# Supplied text:
■ ■ ■ ■ ■ ■ ■

Manaslu

Climb Manaslu, the 8th Highest Mountain on Earth With Alpine Ascents

One of the premier 8000 meter peaks for the intermediate climber, Manalsu at 8,163m/26,781ft is a chance to climb of the Himalayan giants. Using helicopters to get us quickly into the mountains, we have the opportunity to acclimatize with day hikes in beautiful surroundings. After reaching base camp, out team will set 4 camps, mostly using fixed lines as we make our way to one the most spectacular summit views in the climbing world.

Alpine Ascents has been a mainstay of Himalayan climbing since 1992. In addition to our annual Everest climb, Alpine Ascents has led successful climbs to Lhotse, Manaslu, Shishapangma,  Baruntse, Cho-Oyu and Island Peak. This climb is scheduled to be led by legendary climber and guide Lakpa Rita Sherpa.

Alpine Ascents Success on Himalayan Peaks

Our reputation for leading climbs in the Himalayas is superb and includes summits of Everest (301 summits to date) and Cho Oyu (83 summits to date).

As on Everest we offer one style of trip— a fully guided expedition with a low climber-to-guide ratio. This style has led to our historically high summit success rate, an excellent safety record, and extremely satisfied climbers.

■ ■ ■ ■ ■ ■ ■

# Data extract:
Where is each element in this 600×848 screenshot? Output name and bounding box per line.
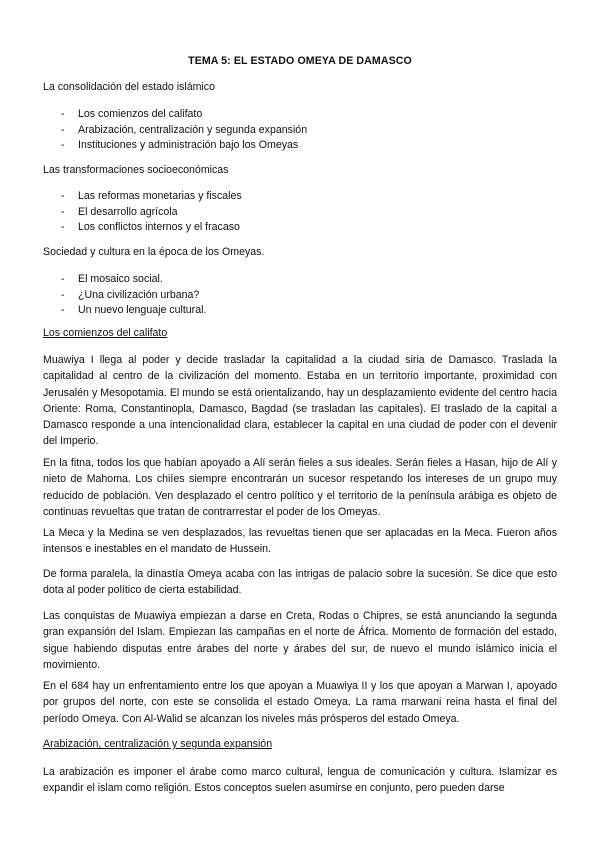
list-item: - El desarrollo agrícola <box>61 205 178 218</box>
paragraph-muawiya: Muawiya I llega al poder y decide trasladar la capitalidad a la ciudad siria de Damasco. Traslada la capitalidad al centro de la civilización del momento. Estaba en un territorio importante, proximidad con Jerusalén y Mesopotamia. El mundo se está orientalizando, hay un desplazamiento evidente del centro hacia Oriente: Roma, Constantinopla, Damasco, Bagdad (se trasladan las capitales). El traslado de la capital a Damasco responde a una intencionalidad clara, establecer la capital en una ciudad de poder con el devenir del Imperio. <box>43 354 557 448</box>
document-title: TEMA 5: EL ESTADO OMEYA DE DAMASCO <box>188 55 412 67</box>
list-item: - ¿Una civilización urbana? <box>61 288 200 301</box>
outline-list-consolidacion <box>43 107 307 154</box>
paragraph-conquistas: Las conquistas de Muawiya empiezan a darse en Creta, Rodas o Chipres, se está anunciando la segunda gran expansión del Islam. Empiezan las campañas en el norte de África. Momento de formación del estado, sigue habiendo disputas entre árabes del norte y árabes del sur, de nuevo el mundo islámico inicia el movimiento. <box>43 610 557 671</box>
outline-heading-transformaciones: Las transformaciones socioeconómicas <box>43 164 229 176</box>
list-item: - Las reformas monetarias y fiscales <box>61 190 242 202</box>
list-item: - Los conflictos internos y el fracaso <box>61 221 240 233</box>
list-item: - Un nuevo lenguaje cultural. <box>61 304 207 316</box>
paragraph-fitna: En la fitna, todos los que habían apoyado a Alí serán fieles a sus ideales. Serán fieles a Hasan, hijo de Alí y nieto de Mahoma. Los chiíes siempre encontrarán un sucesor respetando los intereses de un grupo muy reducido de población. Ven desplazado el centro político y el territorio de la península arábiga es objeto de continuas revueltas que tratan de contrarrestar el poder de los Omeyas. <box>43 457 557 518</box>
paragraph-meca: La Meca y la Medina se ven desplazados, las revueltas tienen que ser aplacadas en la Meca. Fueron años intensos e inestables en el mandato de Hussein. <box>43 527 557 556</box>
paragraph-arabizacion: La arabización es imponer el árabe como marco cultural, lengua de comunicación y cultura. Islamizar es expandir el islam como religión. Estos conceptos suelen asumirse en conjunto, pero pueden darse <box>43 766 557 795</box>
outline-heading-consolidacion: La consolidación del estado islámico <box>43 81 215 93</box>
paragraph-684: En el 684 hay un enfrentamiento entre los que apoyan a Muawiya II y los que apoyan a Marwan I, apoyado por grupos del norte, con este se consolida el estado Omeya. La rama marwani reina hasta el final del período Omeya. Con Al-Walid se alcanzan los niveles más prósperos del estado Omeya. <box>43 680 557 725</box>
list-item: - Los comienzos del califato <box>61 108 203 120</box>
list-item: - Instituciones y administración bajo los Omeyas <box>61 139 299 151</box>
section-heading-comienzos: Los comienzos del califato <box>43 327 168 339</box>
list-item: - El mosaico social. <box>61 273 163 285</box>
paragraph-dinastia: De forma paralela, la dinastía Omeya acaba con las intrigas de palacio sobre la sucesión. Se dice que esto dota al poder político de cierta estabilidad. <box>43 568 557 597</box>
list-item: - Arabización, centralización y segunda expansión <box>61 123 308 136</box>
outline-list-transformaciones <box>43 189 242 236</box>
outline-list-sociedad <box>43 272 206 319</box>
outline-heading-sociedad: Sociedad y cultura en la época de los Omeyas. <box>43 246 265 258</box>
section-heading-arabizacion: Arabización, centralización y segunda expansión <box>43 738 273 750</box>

■ ■ ■ ■ ■ ■ ■

# Stated exercise A:
According to the Manaslu page, since what year has Alpine Ascents been a mainstay of Himalayan climbing?
# Stated exercise B:
Return the passage of the Manaslu page from "Alpine Ascents has been" up to and including "Lakpa Rita Sherpa.", copied word for word.

# Task solution A:
Since 1992.

# Task solution B:
Alpine Ascents has been a mainstay of Himalayan climbing since 1992. In addition to our annual Everest climb, Alpine Ascents has led successful climbs to Lhotse, Manaslu, Shishapangma,  Baruntse, Cho-Oyu and Island Peak. This climb is scheduled to be led by legendary climber and guide Lakpa Rita Sherpa.